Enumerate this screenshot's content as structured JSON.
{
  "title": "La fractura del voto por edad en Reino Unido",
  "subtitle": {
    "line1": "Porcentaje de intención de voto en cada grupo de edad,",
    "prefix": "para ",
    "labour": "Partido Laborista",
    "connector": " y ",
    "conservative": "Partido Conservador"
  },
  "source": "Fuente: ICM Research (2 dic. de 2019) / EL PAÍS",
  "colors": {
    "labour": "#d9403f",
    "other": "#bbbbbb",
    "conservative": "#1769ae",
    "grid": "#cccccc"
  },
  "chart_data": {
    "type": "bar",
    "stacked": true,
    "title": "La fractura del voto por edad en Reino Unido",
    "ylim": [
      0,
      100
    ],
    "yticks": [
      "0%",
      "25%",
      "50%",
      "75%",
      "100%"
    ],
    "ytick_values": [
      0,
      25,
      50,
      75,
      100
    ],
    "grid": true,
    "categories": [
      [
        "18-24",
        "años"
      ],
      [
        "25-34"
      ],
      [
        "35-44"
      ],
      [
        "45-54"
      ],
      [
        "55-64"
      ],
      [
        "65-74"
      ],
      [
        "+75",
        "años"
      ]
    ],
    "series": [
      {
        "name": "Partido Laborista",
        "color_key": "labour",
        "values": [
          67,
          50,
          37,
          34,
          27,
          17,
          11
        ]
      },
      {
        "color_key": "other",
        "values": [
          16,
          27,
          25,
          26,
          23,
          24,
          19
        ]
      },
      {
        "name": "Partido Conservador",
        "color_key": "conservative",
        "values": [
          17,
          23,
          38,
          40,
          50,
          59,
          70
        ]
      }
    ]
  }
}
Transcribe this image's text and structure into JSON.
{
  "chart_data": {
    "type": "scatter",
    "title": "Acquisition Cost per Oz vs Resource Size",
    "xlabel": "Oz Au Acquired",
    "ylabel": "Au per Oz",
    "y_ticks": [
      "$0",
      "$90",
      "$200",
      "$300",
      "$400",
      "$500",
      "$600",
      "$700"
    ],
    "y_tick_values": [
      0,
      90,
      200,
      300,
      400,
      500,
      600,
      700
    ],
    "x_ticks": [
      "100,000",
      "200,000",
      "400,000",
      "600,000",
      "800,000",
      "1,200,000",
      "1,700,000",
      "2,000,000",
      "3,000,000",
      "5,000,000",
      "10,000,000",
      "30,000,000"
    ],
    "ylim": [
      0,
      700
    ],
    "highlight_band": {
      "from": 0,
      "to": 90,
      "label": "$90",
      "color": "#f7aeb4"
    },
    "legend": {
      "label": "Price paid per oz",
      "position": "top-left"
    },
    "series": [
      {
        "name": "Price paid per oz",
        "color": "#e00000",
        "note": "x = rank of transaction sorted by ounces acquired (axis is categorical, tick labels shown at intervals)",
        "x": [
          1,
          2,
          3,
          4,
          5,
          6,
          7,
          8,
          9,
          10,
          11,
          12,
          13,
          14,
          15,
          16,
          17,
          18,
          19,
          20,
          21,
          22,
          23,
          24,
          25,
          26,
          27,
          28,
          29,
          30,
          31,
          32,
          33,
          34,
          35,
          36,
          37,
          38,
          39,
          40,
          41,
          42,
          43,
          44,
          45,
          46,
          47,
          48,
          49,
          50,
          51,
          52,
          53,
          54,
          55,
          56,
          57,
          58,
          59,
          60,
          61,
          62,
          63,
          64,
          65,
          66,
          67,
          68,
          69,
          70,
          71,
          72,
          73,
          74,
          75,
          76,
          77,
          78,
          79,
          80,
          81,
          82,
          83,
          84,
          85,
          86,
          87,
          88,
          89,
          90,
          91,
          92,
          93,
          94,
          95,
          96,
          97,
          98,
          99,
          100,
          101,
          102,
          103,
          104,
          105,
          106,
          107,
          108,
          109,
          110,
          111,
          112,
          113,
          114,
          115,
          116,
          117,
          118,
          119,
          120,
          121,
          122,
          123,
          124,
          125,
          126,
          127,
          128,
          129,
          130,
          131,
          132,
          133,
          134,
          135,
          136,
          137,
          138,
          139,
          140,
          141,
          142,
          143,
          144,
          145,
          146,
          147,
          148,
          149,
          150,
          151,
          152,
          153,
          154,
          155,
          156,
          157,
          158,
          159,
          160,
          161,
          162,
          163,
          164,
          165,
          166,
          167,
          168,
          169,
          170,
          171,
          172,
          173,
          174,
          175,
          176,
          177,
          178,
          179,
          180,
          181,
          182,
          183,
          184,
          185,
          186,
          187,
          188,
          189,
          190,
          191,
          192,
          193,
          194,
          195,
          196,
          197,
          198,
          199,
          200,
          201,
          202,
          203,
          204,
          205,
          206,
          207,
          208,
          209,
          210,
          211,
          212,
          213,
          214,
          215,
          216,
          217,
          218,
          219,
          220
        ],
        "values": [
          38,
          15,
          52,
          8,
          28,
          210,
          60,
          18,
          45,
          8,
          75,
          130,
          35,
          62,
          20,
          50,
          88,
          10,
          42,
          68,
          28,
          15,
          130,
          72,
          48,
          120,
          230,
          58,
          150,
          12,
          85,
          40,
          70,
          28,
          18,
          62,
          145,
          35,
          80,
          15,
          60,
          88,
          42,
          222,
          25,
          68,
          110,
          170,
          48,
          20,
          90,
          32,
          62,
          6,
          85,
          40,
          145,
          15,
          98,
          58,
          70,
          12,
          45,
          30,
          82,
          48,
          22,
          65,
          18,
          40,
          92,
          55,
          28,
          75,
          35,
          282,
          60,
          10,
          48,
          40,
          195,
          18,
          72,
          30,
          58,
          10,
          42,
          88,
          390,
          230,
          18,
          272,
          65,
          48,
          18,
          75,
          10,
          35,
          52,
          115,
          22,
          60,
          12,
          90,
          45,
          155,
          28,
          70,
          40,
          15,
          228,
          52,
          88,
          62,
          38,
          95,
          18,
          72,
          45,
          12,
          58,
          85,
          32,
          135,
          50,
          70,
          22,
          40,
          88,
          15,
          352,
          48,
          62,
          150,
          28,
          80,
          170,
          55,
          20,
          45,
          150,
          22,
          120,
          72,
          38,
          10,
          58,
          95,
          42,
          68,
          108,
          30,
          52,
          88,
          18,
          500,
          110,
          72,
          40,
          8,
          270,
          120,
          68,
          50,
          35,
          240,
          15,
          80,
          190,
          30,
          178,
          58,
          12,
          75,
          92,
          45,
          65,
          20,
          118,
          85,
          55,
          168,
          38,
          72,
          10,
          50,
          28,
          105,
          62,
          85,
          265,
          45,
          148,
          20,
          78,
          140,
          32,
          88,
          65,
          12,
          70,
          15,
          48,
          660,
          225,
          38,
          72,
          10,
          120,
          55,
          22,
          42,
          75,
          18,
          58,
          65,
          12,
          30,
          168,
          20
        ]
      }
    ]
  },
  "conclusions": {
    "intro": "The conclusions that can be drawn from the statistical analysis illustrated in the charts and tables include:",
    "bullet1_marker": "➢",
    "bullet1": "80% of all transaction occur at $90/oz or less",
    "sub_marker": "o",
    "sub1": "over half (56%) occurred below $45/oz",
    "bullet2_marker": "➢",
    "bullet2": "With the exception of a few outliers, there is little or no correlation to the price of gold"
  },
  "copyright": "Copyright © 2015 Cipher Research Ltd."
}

##########

◆ GOAL
Look through the records and gather every line containing "paid".

◆ ANSWER IN FULL
      "label": "Price paid per oz",
        "name": "Price paid per oz",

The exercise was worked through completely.